**Description of the task:**
Pull out each line of the data that includes the word "Bilder".

▬▬▬

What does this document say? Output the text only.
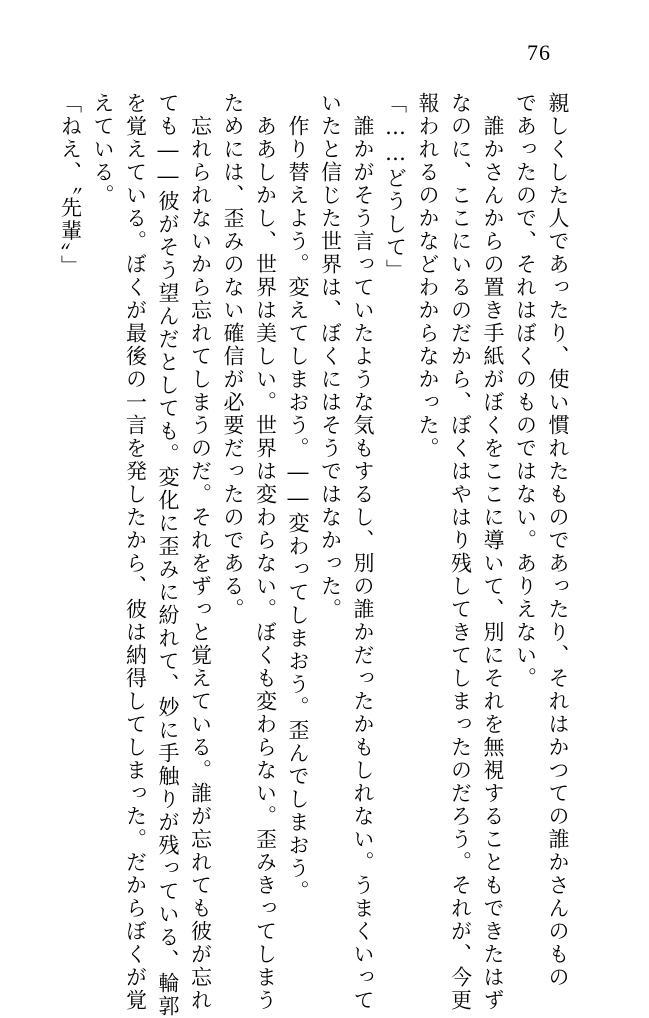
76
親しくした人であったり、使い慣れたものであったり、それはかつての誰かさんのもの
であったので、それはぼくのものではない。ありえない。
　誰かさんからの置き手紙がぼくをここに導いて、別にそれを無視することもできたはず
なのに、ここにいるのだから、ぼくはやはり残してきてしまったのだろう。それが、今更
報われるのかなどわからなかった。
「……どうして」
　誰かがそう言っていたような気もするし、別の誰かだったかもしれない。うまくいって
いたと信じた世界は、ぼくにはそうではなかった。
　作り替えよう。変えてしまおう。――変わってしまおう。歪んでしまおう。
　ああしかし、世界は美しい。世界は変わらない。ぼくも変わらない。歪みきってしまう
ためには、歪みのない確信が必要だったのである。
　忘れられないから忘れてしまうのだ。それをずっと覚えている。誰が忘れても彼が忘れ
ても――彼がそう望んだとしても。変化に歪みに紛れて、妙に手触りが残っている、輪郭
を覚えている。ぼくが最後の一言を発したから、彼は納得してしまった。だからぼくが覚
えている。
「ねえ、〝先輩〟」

▬▬▬

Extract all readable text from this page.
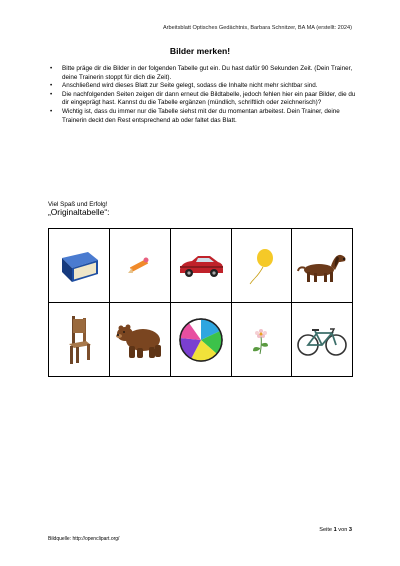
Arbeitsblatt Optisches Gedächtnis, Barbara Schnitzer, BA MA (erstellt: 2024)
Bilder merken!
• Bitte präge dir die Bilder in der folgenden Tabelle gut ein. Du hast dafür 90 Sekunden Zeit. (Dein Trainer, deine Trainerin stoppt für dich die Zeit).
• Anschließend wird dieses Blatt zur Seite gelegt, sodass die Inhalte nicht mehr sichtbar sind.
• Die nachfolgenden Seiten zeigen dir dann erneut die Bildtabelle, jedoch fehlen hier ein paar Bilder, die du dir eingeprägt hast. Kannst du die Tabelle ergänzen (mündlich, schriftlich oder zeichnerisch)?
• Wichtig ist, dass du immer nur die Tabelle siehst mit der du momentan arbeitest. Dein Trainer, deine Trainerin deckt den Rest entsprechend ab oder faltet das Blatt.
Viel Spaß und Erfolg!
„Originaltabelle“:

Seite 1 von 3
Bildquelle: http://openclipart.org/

▬▬▬

**In response:**
Bilder merken!
• Bitte präge dir die Bilder in der folgenden Tabelle gut ein. Du hast dafür 90 Sekunden Zeit. (Dein Trainer, deine Trainerin stoppt für dich die Zeit).
• Die nachfolgenden Seiten zeigen dir dann erneut die Bildtabelle, jedoch fehlen hier ein paar Bilder, die du dir eingeprägt hast. Kannst du die Tabelle ergänzen (mündlich, schriftlich oder zeichnerisch)?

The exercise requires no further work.